* **Problem requirements**: Transcribe all of the records precisely as they are presented.

* **Extracted entries**:
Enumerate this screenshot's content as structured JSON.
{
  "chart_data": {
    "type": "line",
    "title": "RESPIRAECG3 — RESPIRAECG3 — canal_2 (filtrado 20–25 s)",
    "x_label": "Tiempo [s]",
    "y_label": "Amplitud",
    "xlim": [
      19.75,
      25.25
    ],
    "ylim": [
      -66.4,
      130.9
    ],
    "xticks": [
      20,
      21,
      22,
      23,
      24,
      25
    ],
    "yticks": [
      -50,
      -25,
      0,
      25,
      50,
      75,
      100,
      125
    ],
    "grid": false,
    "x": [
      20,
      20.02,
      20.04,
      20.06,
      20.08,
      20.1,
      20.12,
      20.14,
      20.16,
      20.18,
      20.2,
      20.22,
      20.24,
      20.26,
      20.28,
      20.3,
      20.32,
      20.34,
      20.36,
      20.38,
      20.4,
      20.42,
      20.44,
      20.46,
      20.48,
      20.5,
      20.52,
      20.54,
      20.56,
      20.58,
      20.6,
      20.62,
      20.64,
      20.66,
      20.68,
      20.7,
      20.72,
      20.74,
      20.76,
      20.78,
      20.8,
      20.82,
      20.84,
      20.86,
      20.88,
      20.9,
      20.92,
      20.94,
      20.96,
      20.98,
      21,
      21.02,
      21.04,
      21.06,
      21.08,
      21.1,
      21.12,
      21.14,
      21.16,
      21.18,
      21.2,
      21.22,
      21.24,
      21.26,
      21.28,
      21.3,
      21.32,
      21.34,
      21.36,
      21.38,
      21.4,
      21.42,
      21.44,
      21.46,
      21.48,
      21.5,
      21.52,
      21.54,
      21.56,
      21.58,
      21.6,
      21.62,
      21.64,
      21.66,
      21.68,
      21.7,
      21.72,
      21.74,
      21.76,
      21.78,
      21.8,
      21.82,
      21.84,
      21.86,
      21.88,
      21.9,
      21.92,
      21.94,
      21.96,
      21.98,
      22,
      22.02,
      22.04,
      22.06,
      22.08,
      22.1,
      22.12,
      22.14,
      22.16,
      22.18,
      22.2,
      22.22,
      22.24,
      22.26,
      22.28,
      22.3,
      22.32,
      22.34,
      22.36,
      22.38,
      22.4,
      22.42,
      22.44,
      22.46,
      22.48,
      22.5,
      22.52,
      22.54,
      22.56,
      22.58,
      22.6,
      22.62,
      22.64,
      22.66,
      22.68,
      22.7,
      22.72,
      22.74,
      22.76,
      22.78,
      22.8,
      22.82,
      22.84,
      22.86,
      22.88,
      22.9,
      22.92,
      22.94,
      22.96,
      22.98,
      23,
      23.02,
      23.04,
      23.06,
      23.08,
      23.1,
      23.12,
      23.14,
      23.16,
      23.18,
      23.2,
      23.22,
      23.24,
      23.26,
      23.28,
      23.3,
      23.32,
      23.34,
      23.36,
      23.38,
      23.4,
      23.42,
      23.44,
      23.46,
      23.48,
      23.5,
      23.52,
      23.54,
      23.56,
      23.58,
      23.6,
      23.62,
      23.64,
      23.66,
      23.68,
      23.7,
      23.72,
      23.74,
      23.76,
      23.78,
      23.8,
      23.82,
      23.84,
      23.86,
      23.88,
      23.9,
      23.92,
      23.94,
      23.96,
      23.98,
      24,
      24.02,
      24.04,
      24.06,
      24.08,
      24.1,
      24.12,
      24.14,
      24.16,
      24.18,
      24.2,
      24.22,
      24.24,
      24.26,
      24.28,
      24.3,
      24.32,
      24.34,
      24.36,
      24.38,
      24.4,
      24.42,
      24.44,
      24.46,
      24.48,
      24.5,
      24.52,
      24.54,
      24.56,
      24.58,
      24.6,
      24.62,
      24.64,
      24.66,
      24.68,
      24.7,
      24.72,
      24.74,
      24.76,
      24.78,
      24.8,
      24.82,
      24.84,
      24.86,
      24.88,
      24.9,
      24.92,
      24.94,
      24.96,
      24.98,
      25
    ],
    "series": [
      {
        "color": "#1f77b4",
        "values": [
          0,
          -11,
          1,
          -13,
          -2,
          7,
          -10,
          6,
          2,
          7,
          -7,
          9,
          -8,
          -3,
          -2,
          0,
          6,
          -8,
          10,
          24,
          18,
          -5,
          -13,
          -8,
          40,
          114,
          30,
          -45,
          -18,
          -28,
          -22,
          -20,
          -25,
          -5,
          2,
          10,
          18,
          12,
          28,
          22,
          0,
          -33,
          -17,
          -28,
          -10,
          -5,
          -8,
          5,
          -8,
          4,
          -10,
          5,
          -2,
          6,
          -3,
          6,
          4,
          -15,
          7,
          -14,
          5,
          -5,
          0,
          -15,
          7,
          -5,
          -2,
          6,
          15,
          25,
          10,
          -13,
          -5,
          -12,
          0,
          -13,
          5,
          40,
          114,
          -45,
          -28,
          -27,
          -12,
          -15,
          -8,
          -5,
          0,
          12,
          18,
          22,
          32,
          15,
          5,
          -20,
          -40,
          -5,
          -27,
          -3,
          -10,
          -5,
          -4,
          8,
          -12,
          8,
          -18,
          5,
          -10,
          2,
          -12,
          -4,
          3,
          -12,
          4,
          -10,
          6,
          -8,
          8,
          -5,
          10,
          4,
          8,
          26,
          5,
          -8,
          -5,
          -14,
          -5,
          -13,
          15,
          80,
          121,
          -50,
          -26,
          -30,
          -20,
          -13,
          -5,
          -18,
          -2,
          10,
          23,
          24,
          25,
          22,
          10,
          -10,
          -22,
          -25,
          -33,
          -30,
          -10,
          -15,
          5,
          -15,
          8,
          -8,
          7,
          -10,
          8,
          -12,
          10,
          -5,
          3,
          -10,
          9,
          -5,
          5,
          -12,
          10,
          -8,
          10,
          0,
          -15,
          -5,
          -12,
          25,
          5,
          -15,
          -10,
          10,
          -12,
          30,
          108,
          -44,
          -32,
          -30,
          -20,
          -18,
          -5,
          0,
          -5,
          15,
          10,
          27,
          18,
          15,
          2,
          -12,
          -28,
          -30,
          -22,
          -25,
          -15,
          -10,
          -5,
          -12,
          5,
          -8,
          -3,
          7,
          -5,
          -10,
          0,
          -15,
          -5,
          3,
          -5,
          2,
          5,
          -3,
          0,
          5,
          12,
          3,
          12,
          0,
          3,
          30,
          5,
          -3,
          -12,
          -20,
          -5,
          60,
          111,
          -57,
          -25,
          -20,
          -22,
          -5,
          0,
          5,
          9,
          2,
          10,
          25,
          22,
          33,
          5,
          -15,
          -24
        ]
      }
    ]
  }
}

* **Solution to this problem**:
Enumerate this screenshot's content as structured JSON.
{
  "chart_data": {
    "type": "line",
    "title": "RESPIRAECG3 — RESPIRAECG3 — canal_2 (filtrado 20–25 s)",
    "x_label": "Tiempo [s]",
    "y_label": "Amplitud",
    "xlim": [
      19.75,
      25.25
    ],
    "ylim": [
      -66.4,
      130.9
    ],
    "xticks": [
      20,
      21,
      22,
      23,
      24,
      25
    ],
    "yticks": [
      -50,
      -25,
      0,
      25,
      50,
      75,
      100,
      125
    ],
    "grid": false,
    "x": [
      20,
      20.02,
      20.04,
      20.06,
      20.08,
      20.1,
      20.12,
      20.14,
      20.16,
      20.18,
      20.2,
      20.22,
      20.24,
      20.26,
      20.28,
      20.3,
      20.32,
      20.34,
      20.36,
      20.38,
      20.4,
      20.42,
      20.44,
      20.46,
      20.48,
      20.5,
      20.52,
      20.54,
      20.56,
      20.58,
      20.6,
      20.62,
      20.64,
      20.66,
      20.68,
      20.7,
      20.72,
      20.74,
      20.76,
      20.78,
      20.8,
      20.82,
      20.84,
      20.86,
      20.88,
      20.9,
      20.92,
      20.94,
      20.96,
      20.98,
      21,
      21.02,
      21.04,
      21.06,
      21.08,
      21.1,
      21.12,
      21.14,
      21.16,
      21.18,
      21.2,
      21.22,
      21.24,
      21.26,
      21.28,
      21.3,
      21.32,
      21.34,
      21.36,
      21.38,
      21.4,
      21.42,
      21.44,
      21.46,
      21.48,
      21.5,
      21.52,
      21.54,
      21.56,
      21.58,
      21.6,
      21.62,
      21.64,
      21.66,
      21.68,
      21.7,
      21.72,
      21.74,
      21.76,
      21.78,
      21.8,
      21.82,
      21.84,
      21.86,
      21.88,
      21.9,
      21.92,
      21.94,
      21.96,
      21.98,
      22,
      22.02,
      22.04,
      22.06,
      22.08,
      22.1,
      22.12,
      22.14,
      22.16,
      22.18,
      22.2,
      22.22,
      22.24,
      22.26,
      22.28,
      22.3,
      22.32,
      22.34,
      22.36,
      22.38,
      22.4,
      22.42,
      22.44,
      22.46,
      22.48,
      22.5,
      22.52,
      22.54,
      22.56,
      22.58,
      22.6,
      22.62,
      22.64,
      22.66,
      22.68,
      22.7,
      22.72,
      22.74,
      22.76,
      22.78,
      22.8,
      22.82,
      22.84,
      22.86,
      22.88,
      22.9,
      22.92,
      22.94,
      22.96,
      22.98,
      23,
      23.02,
      23.04,
      23.06,
      23.08,
      23.1,
      23.12,
      23.14,
      23.16,
      23.18,
      23.2,
      23.22,
      23.24,
      23.26,
      23.28,
      23.3,
      23.32,
      23.34,
      23.36,
      23.38,
      23.4,
      23.42,
      23.44,
      23.46,
      23.48,
      23.5,
      23.52,
      23.54,
      23.56,
      23.58,
      23.6,
      23.62,
      23.64,
      23.66,
      23.68,
      23.7,
      23.72,
      23.74,
      23.76,
      23.78,
      23.8,
      23.82,
      23.84,
      23.86,
      23.88,
      23.9,
      23.92,
      23.94,
      23.96,
      23.98,
      24,
      24.02,
      24.04,
      24.06,
      24.08,
      24.1,
      24.12,
      24.14,
      24.16,
      24.18,
      24.2,
      24.22,
      24.24,
      24.26,
      24.28,
      24.3,
      24.32,
      24.34,
      24.36,
      24.38,
      24.4,
      24.42,
      24.44,
      24.46,
      24.48,
      24.5,
      24.52,
      24.54,
      24.56,
      24.58,
      24.6,
      24.62,
      24.64,
      24.66,
      24.68,
      24.7,
      24.72,
      24.74,
      24.76,
      24.78,
      24.8,
      24.82,
      24.84,
      24.86,
      24.88,
      24.9,
      24.92,
      24.94,
      24.96,
      24.98,
      25
    ],
    "series": [
      {
        "color": "#1f77b4",
        "values": [
          0,
          -11,
          1,
          -13,
          -2,
          7,
          -10,
          6,
          2,
          7,
          -7,
          9,
          -8,
          -3,
          -2,
          0,
          6,
          -8,
          10,
          24,
          18,
          -5,
          -13,
          -8,
          40,
          114,
          30,
          -45,
          -18,
          -28,
          -22,
          -20,
          -25,
          -5,
          2,
          10,
          18,
          12,
          28,
          22,
          0,
          -33,
          -17,
          -28,
          -10,
          -5,
          -8,
          5,
          -8,
          4,
          -10,
          5,
          -2,
          6,
          -3,
          6,
          4,
          -15,
          7,
          -14,
          5,
          -5,
          0,
          -15,
          7,
          -5,
          -2,
          6,
          15,
          25,
          10,
          -13,
          -5,
          -12,
          0,
          -13,
          5,
          40,
          114,
          -45,
          -28,
          -27,
          -12,
          -15,
          -8,
          -5,
          0,
          12,
          18,
          22,
          32,
          15,
          5,
          -20,
          -40,
          -5,
          -27,
          -3,
          -10,
          -5,
          -4,
          8,
          -12,
          8,
          -18,
          5,
          -10,
          2,
          -12,
          -4,
          3,
          -12,
          4,
          -10,
          6,
          -8,
          8,
          -5,
          10,
          4,
          8,
          26,
          5,
          -8,
          -5,
          -14,
          -5,
          -13,
          15,
          80,
          121,
          -50,
          -26,
          -30,
          -20,
          -13,
          -5,
          -18,
          -2,
          10,
          23,
          24,
          25,
          22,
          10,
          -10,
          -22,
          -25,
          -33,
          -30,
          -10,
          -15,
          5,
          -15,
          8,
          -8,
          7,
          -10,
          8,
          -12,
          10,
          -5,
          3,
          -10,
          9,
          -5,
          5,
          -12,
          10,
          -8,
          10,
          0,
          -15,
          -5,
          -12,
          25,
          5,
          -15,
          -10,
          10,
          -12,
          30,
          108,
          -44,
          -32,
          -30,
          -20,
          -18,
          -5,
          0,
          -5,
          15,
          10,
          27,
          18,
          15,
          2,
          -12,
          -28,
          -30,
          -22,
          -25,
          -15,
          -10,
          -5,
          -12,
          5,
          -8,
          -3,
          7,
          -5,
          -10,
          0,
          -15,
          -5,
          3,
          -5,
          2,
          5,
          -3,
          0,
          5,
          12,
          3,
          12,
          0,
          3,
          30,
          5,
          -3,
          -12,
          -20,
          -5,
          60,
          111,
          -57,
          -25,
          -20,
          -22,
          -5,
          0,
          5,
          9,
          2,
          10,
          25,
          22,
          33,
          5,
          -15,
          -24
        ]
      }
    ]
  }
}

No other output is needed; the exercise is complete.